§ TASK DIRECTIONS
Below are the records; copy each line in them that holds the word "this".

§ RECORDS FOR PROCESSING
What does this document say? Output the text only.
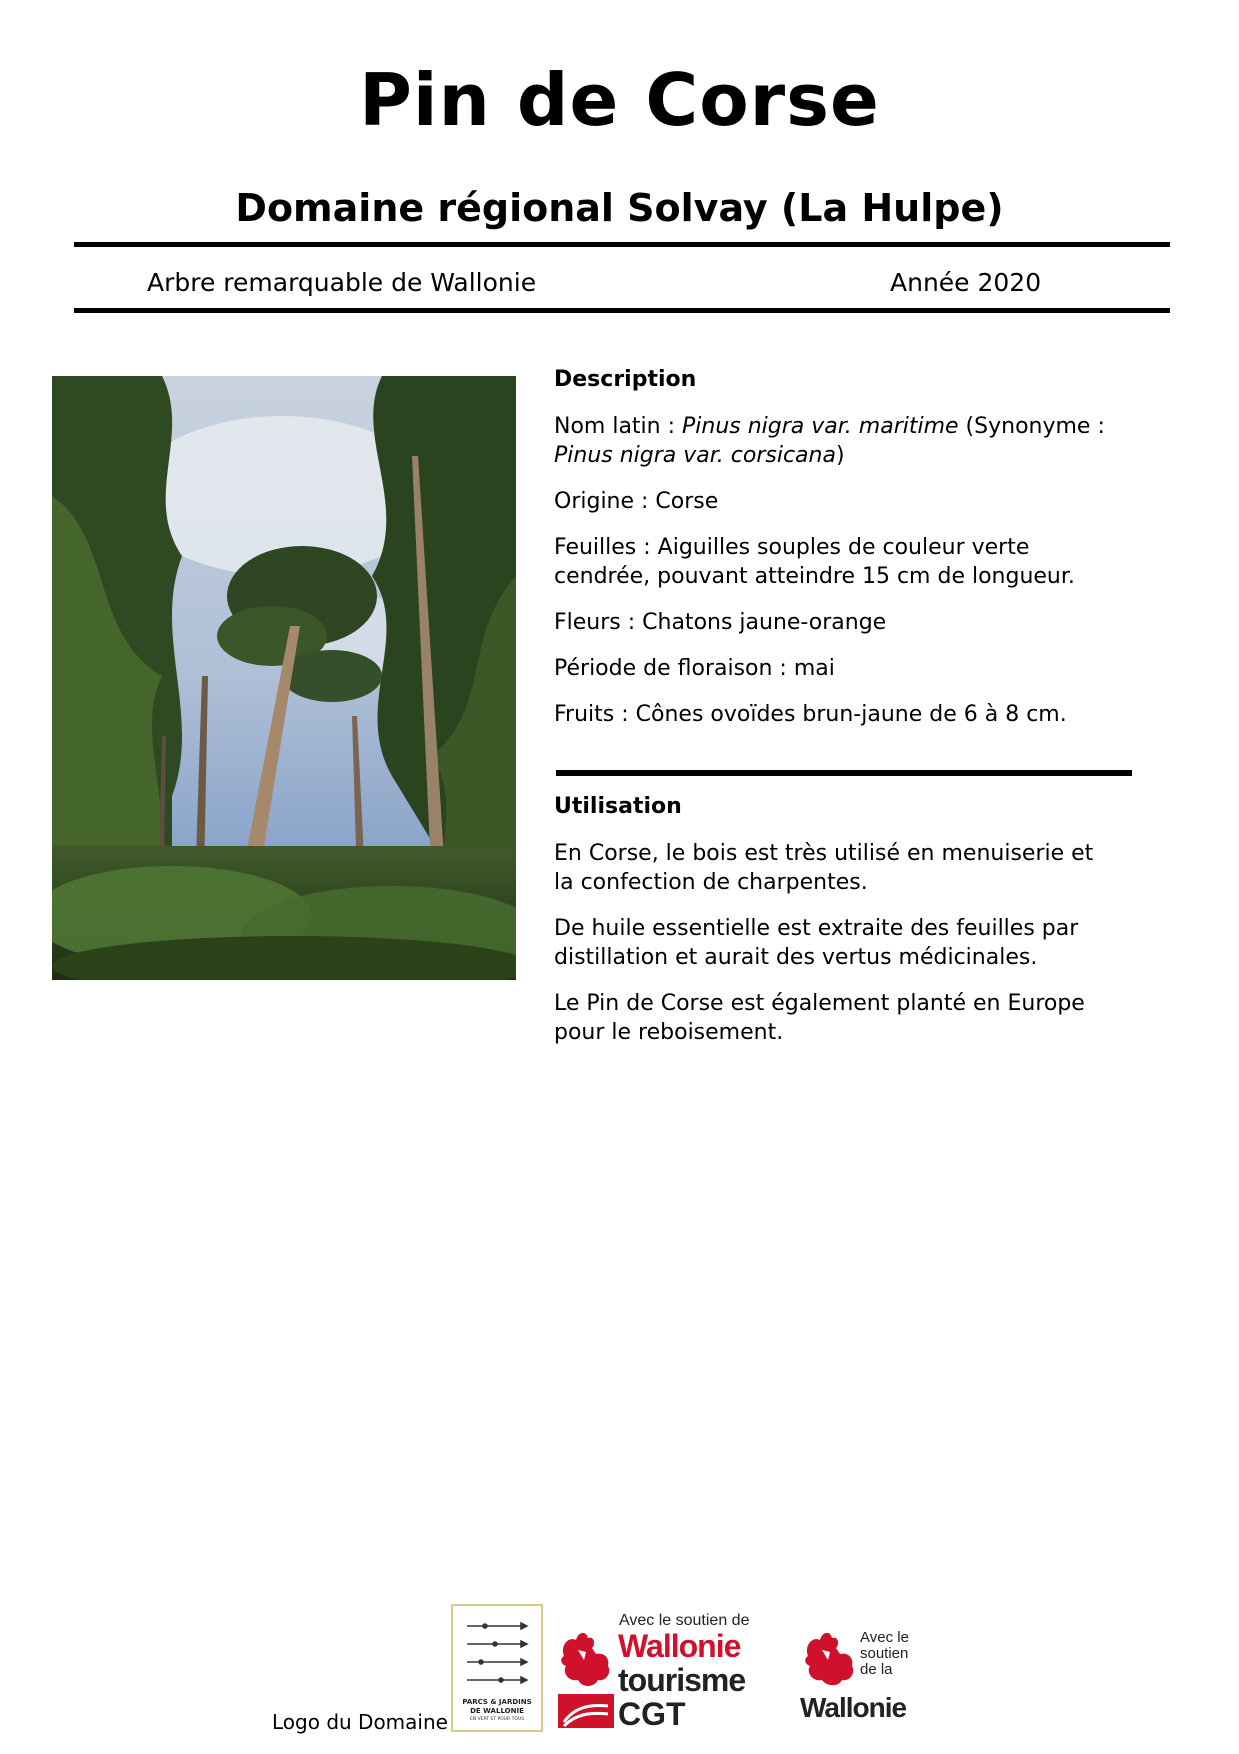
Pin de Corse
Domaine régional Solvay (La Hulpe)
Arbre remarquable de Wallonie	Année 2020
Description

Nom latin : Pinus nigra var. maritime (Synonyme : Pinus nigra var. corsicana)

Origine : Corse

Feuilles : Aiguilles souples de couleur verte cendrée, pouvant atteindre 15 cm de longueur.

Fleurs : Chatons jaune-orange

Période de floraison : mai

Fruits : Cônes ovoïdes brun-jaune de 6 à 8 cm.

Utilisation

En Corse, le bois est très utilisé en menuiserie et la confection de charpentes.

De huile essentielle est extraite des feuilles par distillation et aurait des vertus médicinales.

Le Pin de Corse est également planté en Europe pour le reboisement.

Logo du Domaine
PARCS & JARDINS
DE WALLONIE
EN VERT ET POUR TOUS
Avec le soutien de
Wallonie
tourisme
CGT
Avec le
soutien
de la
Wallonie
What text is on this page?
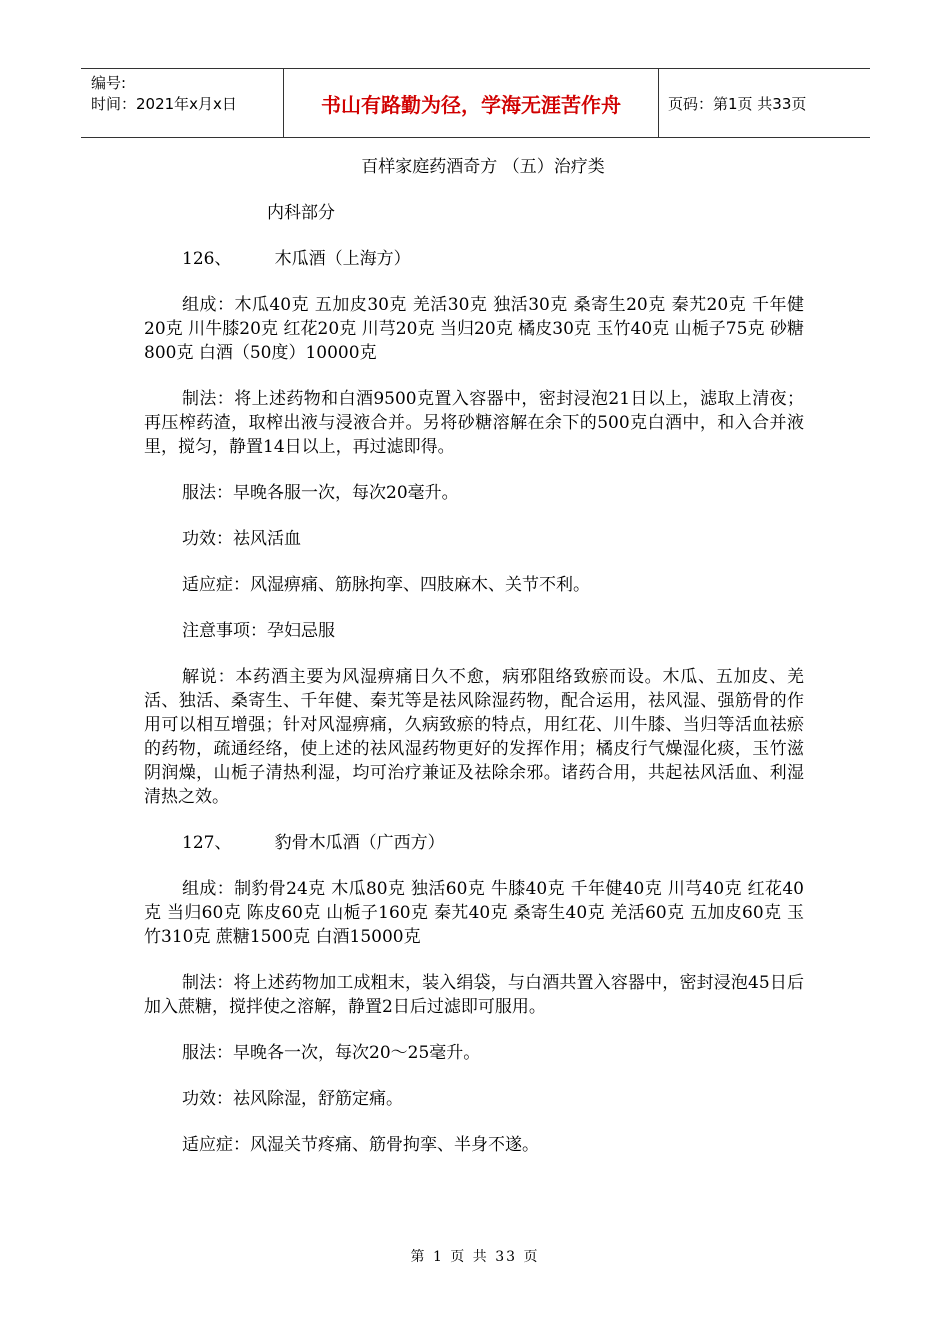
编号:
时间：2021年x月x日	书山有路勤为径，学海无涯苦作舟	页码：第1页 共33页

百样家庭药酒奇方 （五）治疗类

内科部分

126、        木瓜酒（上海方）

组成：木瓜40克 五加皮30克 羌活30克 独活30克 桑寄生20克 秦艽20克 千年健20克 川牛膝20克 红花20克 川芎20克 当归20克 橘皮30克 玉竹40克 山栀子75克 砂糖800克 白酒（50度）10000克

制法：将上述药物和白酒9500克置入容器中，密封浸泡21日以上，滤取上清夜；再压榨药渣，取榨出液与浸液合并。另将砂糖溶解在余下的500克白酒中，和入合并液里，搅匀，静置14日以上，再过滤即得。

服法：早晚各服一次，每次20毫升。

功效：祛风活血

适应症：风湿痹痛、筋脉拘挛、四肢麻木、关节不利。

注意事项：孕妇忌服

解说：本药酒主要为风湿痹痛日久不愈，病邪阻络致瘀而设。木瓜、五加皮、羌活、独活、桑寄生、千年健、秦艽等是祛风除湿药物，配合运用，祛风湿、强筋骨的作用可以相互增强；针对风湿痹痛，久病致瘀的特点，用红花、川牛膝、当归等活血祛瘀的药物，疏通经络，使上述的祛风湿药物更好的发挥作用；橘皮行气燥湿化痰，玉竹滋阴润燥，山栀子清热利湿，均可治疗兼证及祛除余邪。诸药合用，共起祛风活血、利湿清热之效。

127、        豹骨木瓜酒（广西方）

组成：制豹骨24克 木瓜80克 独活60克 牛膝40克 千年健40克 川芎40克 红花40克 当归60克 陈皮60克 山栀子160克 秦艽40克 桑寄生40克 羌活60克 五加皮60克 玉竹310克 蔗糖1500克 白酒15000克

制法：将上述药物加工成粗末，装入绢袋，与白酒共置入容器中，密封浸泡45日后加入蔗糖，搅拌使之溶解，静置2日后过滤即可服用。

服法：早晚各一次，每次20～25毫升。

功效：祛风除湿，舒筋定痛。

适应症：风湿关节疼痛、筋骨拘挛、半身不遂。

第 1 页 共 33 页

§ RESPONSE TO THE EXERCISE
What does this document say? Output the text only.
What text is on this page?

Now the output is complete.